→ **LISTE DES TÂCHES**:
1. Répondez à ces questions d'après le texte sur la vallée d'Aure :
(a) Quel plateau les ravinements et déblaiements des pentes de l'ère tertiaire ont-ils formé ?
(b) À quel niveau se trouvait le glacier, et à combien de mètres au-dessus de St Lary ?
(c) De quel versant viennent les influences méridionales auxquelles la vallée est soumise ?
2. Rédigez la suite du texte sur la vallée d'Aure, en partant de sa dernière phrase.

→ **EXTRAIT FOURNI**:
# # # # # # #
La VALLEE D'AURE dans le département des HAUTES-PYRÉNÉES

 - Formation -
Vallée formée à partir de cassures du sol. Les ravinements et déblaiements des pentes à l'ère tertiaire (les périodes du miocène et pliocène furent abondantes en pluies) ont formé le plateau de Lannemezan.
Les glaciers du quaternaire installés dans ces ravinements ont profilé en U la vallée, transportant des débris (présence d'un bloc de moraine de granit venant du Néouvielle à 1100 m, à Grailhen). Le glacier était au niveau de Ousten, soit à 400 m au dessus de St Lary. Torrents issus de ces derniers ont usés le lit rocheux. Creusements et remblaiements successifs font apparaitre des plates-formes séparées par des escarpements ou talus raides (plateau de Sailhan). On peut imaginer la présence d'un lac (serait à confirmer par une opération de forage) pouvant occuper la vallée de St Lary à Sarrancolin avec un verrou tardif à Cadéac.

Voir ici les limites des différents glaciers qui ont profilés la vallée.


- Caractéristique -
Située "sous le vent", autrement dit une vallée à l'abri des apports pluvieux d'Ouest, plutôt soumise aux influences méridionales venant du versant espagnol,
qui apportent une atmosphère particulière que ne connaisse pas les autres vallées.
# # # # # # #
[Enregistrements de données]
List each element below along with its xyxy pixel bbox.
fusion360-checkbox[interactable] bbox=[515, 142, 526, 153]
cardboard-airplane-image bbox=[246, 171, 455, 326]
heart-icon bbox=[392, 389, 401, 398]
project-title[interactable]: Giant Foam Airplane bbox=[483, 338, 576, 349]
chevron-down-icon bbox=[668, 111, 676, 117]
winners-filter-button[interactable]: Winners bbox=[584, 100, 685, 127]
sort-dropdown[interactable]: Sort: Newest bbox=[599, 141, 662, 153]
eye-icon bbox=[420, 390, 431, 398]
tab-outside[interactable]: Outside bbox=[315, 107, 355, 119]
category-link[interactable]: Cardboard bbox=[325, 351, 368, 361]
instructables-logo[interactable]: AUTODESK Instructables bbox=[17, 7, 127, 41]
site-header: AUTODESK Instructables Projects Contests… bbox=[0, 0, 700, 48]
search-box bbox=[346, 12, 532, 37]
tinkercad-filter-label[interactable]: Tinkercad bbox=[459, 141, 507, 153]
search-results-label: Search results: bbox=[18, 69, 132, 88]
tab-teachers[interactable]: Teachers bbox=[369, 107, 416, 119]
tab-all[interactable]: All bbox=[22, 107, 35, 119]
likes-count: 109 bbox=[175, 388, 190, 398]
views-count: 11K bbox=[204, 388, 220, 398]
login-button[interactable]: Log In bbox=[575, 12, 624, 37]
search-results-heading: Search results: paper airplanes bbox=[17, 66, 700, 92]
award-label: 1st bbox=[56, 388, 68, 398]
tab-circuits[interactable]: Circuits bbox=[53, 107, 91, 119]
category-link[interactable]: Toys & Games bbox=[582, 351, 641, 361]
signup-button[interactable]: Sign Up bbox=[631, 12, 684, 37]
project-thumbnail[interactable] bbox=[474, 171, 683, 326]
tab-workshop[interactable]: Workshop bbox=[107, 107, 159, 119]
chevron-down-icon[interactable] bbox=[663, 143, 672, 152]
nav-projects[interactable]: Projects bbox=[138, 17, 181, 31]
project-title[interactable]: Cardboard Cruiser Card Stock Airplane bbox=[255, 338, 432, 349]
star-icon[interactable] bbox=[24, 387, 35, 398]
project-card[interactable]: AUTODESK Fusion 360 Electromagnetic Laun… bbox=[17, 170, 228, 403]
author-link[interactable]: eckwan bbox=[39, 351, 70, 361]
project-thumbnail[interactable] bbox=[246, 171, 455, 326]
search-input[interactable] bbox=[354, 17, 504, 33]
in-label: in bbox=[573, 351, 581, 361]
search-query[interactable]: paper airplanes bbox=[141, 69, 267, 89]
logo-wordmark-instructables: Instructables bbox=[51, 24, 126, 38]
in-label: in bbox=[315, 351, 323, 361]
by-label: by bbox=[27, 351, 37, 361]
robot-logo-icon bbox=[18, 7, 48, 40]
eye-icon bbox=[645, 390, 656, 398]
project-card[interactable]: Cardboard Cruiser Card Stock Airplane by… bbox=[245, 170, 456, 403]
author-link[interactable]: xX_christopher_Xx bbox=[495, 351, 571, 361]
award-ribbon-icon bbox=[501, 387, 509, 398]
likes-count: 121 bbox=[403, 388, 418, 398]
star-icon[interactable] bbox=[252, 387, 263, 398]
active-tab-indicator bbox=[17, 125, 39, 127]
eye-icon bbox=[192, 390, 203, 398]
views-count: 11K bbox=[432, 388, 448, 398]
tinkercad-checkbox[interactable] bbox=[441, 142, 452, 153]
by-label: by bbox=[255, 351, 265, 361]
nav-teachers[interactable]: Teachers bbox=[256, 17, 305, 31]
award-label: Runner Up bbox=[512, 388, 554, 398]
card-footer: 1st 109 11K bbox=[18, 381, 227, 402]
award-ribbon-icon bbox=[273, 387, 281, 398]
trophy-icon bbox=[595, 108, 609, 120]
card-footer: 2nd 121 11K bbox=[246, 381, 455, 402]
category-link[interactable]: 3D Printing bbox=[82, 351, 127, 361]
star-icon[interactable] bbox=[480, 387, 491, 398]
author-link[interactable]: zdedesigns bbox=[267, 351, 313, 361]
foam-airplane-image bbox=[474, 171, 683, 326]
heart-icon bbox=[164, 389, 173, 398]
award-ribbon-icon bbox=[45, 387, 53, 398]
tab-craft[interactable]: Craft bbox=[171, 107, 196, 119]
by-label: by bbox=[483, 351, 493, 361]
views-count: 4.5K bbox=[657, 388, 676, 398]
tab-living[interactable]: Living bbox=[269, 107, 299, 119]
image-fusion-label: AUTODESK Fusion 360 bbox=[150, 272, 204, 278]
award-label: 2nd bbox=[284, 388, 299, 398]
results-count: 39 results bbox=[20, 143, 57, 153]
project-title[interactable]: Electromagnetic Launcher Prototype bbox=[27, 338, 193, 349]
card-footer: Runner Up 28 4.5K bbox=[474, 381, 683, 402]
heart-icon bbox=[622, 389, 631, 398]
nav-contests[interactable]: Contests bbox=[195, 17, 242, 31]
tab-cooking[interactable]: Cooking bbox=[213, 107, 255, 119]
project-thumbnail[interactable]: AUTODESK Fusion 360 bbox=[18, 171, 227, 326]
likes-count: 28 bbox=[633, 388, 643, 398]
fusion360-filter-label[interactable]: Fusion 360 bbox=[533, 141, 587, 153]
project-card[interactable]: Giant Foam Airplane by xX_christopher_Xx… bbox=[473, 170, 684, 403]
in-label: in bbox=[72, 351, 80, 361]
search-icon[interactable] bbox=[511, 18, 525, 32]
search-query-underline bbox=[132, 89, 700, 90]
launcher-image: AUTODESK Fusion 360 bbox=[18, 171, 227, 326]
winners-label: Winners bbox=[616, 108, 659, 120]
# # # # # # #
→ **RÉPONSES AUX TÂCHES**:
1.
(a) Le plateau de Lannemezan.
(b) Au niveau de Ousten, soit à 400 m au-dessus de St Lary.
(c) Du versant espagnol.

2.
Le fond d'Aure ressemble plus aux vallées méditerranéennes.
Les 28 villages étaient de très petites agglomérations capables de se suffire.
La culture n'était qu'un complément à l'élevage du bétail.
L'exploitation des herbages des montagnes (voir Vallées du Moudang et Rioumajou) était réglée par de très vieux usages.
Chaque village de la vallée est propriétaire de pâturages, donc de montagne.
D'où l'exploitation des prairies de fauche (granges du Moudang et du Rioumajou).
La vallée d'Aure avait d'autres richesses, en particulier ses forêts de sapins (...où, certaines parties du Rioumajou, que la hache n'a jamais offensé...).

Nous vous souhaitons une bonne visite.